*TASK DIRECTIONS:* Isolate every line in the records below with "JSON" in it.
===== PROVIDED ENTRIES =====
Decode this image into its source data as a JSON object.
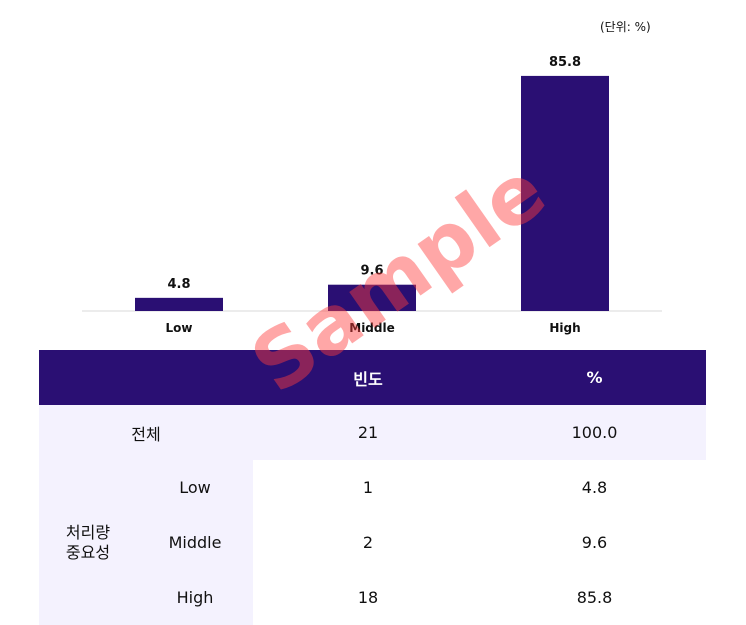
{
  "unit_label": "(단위: %)",
  "chart_data": {
    "type": "bar",
    "categories": [
      "Low",
      "Middle",
      "High"
    ],
    "values": [
      4.8,
      9.6,
      85.8
    ],
    "value_labels": [
      "4.8",
      "9.6",
      "85.8"
    ],
    "ylim": [
      0,
      100
    ],
    "bar_color": "#2a0f73",
    "grid": false,
    "legend": "none"
  },
  "table": {
    "headers": [
      "",
      "빈도",
      "%"
    ],
    "total": {
      "label": "전체",
      "freq": "21",
      "pct": "100.0"
    },
    "group_label_line1": "처리량",
    "group_label_line2": "중요성",
    "rows": [
      {
        "label": "Low",
        "freq": "1",
        "pct": "4.8"
      },
      {
        "label": "Middle",
        "freq": "2",
        "pct": "9.6"
      },
      {
        "label": "High",
        "freq": "18",
        "pct": "85.8"
      }
    ],
    "header_color": "#2a0f73",
    "row_color": "#f4f2fe"
  },
  "watermark": "Sample"
}
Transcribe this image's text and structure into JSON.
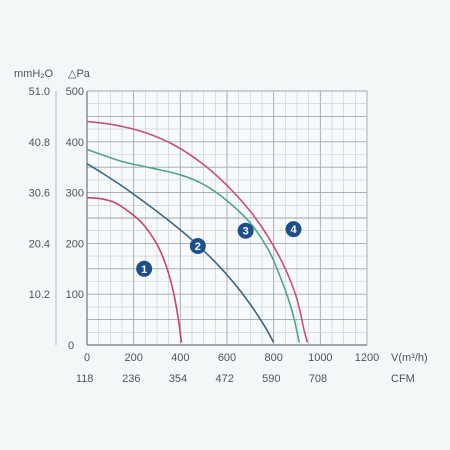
{
  "chart_data": {
    "type": "line",
    "y_units": {
      "left": "mmH₂O",
      "right": "△Pa"
    },
    "x_units": {
      "primary": "V(m³/h)",
      "secondary": "CFM"
    },
    "xlim": [
      0,
      1200
    ],
    "ylim": [
      0,
      500
    ],
    "x_ticks": [
      "0",
      "200",
      "400",
      "600",
      "800",
      "1000",
      "1200"
    ],
    "x_ticks_secondary": [
      "118",
      "236",
      "354",
      "472",
      "590",
      "708"
    ],
    "y_ticks_pa": [
      "100",
      "200",
      "300",
      "400",
      "500"
    ],
    "y_ticks_mmh2o": [
      "10.2",
      "20.4",
      "30.6",
      "40.8",
      "51.0"
    ],
    "y_zero_label": "0",
    "grid": true,
    "series": [
      {
        "name": "1",
        "color": "#cc4468",
        "points": [
          [
            0,
            290
          ],
          [
            60,
            288
          ],
          [
            120,
            280
          ],
          [
            180,
            262
          ],
          [
            240,
            238
          ],
          [
            300,
            198
          ],
          [
            340,
            155
          ],
          [
            370,
            105
          ],
          [
            390,
            55
          ],
          [
            405,
            5
          ]
        ]
      },
      {
        "name": "2",
        "color": "#3d6480",
        "points": [
          [
            0,
            357
          ],
          [
            60,
            340
          ],
          [
            150,
            313
          ],
          [
            250,
            280
          ],
          [
            350,
            245
          ],
          [
            450,
            207
          ],
          [
            550,
            163
          ],
          [
            630,
            122
          ],
          [
            700,
            80
          ],
          [
            760,
            38
          ],
          [
            800,
            5
          ]
        ]
      },
      {
        "name": "3",
        "color": "#4ea58a",
        "points": [
          [
            0,
            385
          ],
          [
            80,
            372
          ],
          [
            160,
            360
          ],
          [
            280,
            348
          ],
          [
            400,
            335
          ],
          [
            500,
            316
          ],
          [
            600,
            284
          ],
          [
            700,
            240
          ],
          [
            780,
            185
          ],
          [
            840,
            120
          ],
          [
            880,
            65
          ],
          [
            910,
            5
          ]
        ]
      },
      {
        "name": "4",
        "color": "#c8507a",
        "points": [
          [
            0,
            440
          ],
          [
            120,
            433
          ],
          [
            250,
            418
          ],
          [
            380,
            392
          ],
          [
            500,
            355
          ],
          [
            600,
            314
          ],
          [
            700,
            263
          ],
          [
            780,
            210
          ],
          [
            850,
            150
          ],
          [
            900,
            90
          ],
          [
            930,
            30
          ],
          [
            945,
            5
          ]
        ]
      }
    ],
    "markers": [
      {
        "label": "1",
        "x": 245,
        "y": 150
      },
      {
        "label": "2",
        "x": 475,
        "y": 195
      },
      {
        "label": "3",
        "x": 680,
        "y": 225
      },
      {
        "label": "4",
        "x": 885,
        "y": 228
      }
    ],
    "marker_color": "#1f4f8a"
  }
}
=====
*ANSWER:*
Decode this image into its source data as a JSON object.
Transcribe this image's text and structure into JSON.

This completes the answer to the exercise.